* start *
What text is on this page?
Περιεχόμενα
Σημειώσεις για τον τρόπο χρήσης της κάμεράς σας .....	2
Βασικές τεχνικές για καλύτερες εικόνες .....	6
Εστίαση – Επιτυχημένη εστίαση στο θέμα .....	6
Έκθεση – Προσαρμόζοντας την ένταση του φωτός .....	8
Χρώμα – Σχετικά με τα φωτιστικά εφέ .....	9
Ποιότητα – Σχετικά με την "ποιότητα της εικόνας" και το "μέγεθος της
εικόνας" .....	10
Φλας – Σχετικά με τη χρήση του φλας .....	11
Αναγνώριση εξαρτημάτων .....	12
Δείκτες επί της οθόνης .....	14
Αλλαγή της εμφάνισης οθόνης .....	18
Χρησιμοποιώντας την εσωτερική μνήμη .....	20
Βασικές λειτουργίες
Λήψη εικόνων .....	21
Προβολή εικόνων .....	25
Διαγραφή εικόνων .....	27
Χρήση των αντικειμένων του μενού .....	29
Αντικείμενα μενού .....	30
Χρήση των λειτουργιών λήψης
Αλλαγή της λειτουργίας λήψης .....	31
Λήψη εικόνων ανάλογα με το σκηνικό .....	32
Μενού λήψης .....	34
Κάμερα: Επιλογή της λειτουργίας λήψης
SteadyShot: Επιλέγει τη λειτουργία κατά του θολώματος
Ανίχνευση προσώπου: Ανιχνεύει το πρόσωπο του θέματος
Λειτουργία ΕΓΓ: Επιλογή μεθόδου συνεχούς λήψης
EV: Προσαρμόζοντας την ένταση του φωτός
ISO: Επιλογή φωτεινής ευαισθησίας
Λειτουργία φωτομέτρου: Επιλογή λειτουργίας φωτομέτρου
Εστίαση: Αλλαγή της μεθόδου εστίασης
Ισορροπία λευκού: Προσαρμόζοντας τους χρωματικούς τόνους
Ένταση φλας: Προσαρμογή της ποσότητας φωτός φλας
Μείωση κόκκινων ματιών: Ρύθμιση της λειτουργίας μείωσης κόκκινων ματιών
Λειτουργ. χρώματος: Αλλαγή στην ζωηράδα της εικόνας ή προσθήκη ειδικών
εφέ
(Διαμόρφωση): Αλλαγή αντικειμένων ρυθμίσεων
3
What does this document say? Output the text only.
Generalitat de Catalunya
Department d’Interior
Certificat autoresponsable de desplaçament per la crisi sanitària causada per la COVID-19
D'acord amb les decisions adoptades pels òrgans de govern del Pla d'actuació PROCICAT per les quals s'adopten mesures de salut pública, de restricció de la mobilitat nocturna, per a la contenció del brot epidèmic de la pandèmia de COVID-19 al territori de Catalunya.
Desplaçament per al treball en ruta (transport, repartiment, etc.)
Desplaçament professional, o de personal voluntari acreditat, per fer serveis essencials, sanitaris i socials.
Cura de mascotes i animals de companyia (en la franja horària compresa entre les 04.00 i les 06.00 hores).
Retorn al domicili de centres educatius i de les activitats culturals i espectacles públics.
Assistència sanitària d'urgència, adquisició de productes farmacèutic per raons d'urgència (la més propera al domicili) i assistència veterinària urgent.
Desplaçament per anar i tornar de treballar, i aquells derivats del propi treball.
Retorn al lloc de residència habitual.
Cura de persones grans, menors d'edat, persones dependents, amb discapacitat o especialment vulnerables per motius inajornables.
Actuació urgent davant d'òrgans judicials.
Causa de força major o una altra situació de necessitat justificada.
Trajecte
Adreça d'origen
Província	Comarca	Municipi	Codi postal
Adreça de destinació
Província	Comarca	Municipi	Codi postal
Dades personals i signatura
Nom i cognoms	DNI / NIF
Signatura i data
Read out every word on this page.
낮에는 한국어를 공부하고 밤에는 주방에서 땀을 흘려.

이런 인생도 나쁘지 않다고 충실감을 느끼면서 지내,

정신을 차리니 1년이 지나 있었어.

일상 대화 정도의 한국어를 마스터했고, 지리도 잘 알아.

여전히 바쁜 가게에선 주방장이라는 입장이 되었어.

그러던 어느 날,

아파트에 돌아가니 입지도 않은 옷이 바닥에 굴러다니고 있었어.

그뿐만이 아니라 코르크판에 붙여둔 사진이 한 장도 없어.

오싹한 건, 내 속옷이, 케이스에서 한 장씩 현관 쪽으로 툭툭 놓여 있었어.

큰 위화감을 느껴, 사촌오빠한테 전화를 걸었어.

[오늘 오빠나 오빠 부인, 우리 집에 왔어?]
* end *
### Task directions
Repeat the records above exactly, from the first line to the last.

### Right answer
What text is on this page?
Περιεχόμενα
Σημειώσεις για τον τρόπο χρήσης της κάμεράς σας .....	2
Βασικές τεχνικές για καλύτερες εικόνες .....	6
Εστίαση – Επιτυχημένη εστίαση στο θέμα .....	6
Έκθεση – Προσαρμόζοντας την ένταση του φωτός .....	8
Χρώμα – Σχετικά με τα φωτιστικά εφέ .....	9
Ποιότητα – Σχετικά με την "ποιότητα της εικόνας" και το "μέγεθος της
εικόνας" .....	10
Φλας – Σχετικά με τη χρήση του φλας .....	11
Αναγνώριση εξαρτημάτων .....	12
Δείκτες επί της οθόνης .....	14
Αλλαγή της εμφάνισης οθόνης .....	18
Χρησιμοποιώντας την εσωτερική μνήμη .....	20
Βασικές λειτουργίες
Λήψη εικόνων .....	21
Προβολή εικόνων .....	25
Διαγραφή εικόνων .....	27
Χρήση των αντικειμένων του μενού .....	29
Αντικείμενα μενού .....	30
Χρήση των λειτουργιών λήψης
Αλλαγή της λειτουργίας λήψης .....	31
Λήψη εικόνων ανάλογα με το σκηνικό .....	32
Μενού λήψης .....	34
Κάμερα: Επιλογή της λειτουργίας λήψης
SteadyShot: Επιλέγει τη λειτουργία κατά του θολώματος
Ανίχνευση προσώπου: Ανιχνεύει το πρόσωπο του θέματος
Λειτουργία ΕΓΓ: Επιλογή μεθόδου συνεχούς λήψης
EV: Προσαρμόζοντας την ένταση του φωτός
ISO: Επιλογή φωτεινής ευαισθησίας
Λειτουργία φωτομέτρου: Επιλογή λειτουργίας φωτομέτρου
Εστίαση: Αλλαγή της μεθόδου εστίασης
Ισορροπία λευκού: Προσαρμόζοντας τους χρωματικούς τόνους
Ένταση φλας: Προσαρμογή της ποσότητας φωτός φλας
Μείωση κόκκινων ματιών: Ρύθμιση της λειτουργίας μείωσης κόκκινων ματιών
Λειτουργ. χρώματος: Αλλαγή στην ζωηράδα της εικόνας ή προσθήκη ειδικών
εφέ
(Διαμόρφωση): Αλλαγή αντικειμένων ρυθμίσεων
3
What does this document say? Output the text only.
Generalitat de Catalunya
Department d’Interior
Certificat autoresponsable de desplaçament per la crisi sanitària causada per la COVID-19
D'acord amb les decisions adoptades pels òrgans de govern del Pla d'actuació PROCICAT per les quals s'adopten mesures de salut pública, de restricció de la mobilitat nocturna, per a la contenció del brot epidèmic de la pandèmia de COVID-19 al territori de Catalunya.
Desplaçament per al treball en ruta (transport, repartiment, etc.)
Desplaçament professional, o de personal voluntari acreditat, per fer serveis essencials, sanitaris i socials.
Cura de mascotes i animals de companyia (en la franja horària compresa entre les 04.00 i les 06.00 hores).
Retorn al domicili de centres educatius i de les activitats culturals i espectacles públics.
Assistència sanitària d'urgència, adquisició de productes farmacèutic per raons d'urgència (la més propera al domicili) i assistència veterinària urgent.
Desplaçament per anar i tornar de treballar, i aquells derivats del propi treball.
Retorn al lloc de residència habitual.
Cura de persones grans, menors d'edat, persones dependents, amb discapacitat o especialment vulnerables per motius inajornables.
Actuació urgent davant d'òrgans judicials.
Causa de força major o una altra situació de necessitat justificada.
Trajecte
Adreça d'origen
Província	Comarca	Municipi	Codi postal
Adreça de destinació
Província	Comarca	Municipi	Codi postal
Dades personals i signatura
Nom i cognoms	DNI / NIF
Signatura i data
Read out every word on this page.
낮에는 한국어를 공부하고 밤에는 주방에서 땀을 흘려.

이런 인생도 나쁘지 않다고 충실감을 느끼면서 지내,

정신을 차리니 1년이 지나 있었어.

일상 대화 정도의 한국어를 마스터했고, 지리도 잘 알아.

여전히 바쁜 가게에선 주방장이라는 입장이 되었어.

그러던 어느 날,

아파트에 돌아가니 입지도 않은 옷이 바닥에 굴러다니고 있었어.

그뿐만이 아니라 코르크판에 붙여둔 사진이 한 장도 없어.

오싹한 건, 내 속옷이, 케이스에서 한 장씩 현관 쪽으로 툭툭 놓여 있었어.

큰 위화감을 느껴, 사촌오빠한테 전화를 걸었어.

[오늘 오빠나 오빠 부인, 우리 집에 왔어?]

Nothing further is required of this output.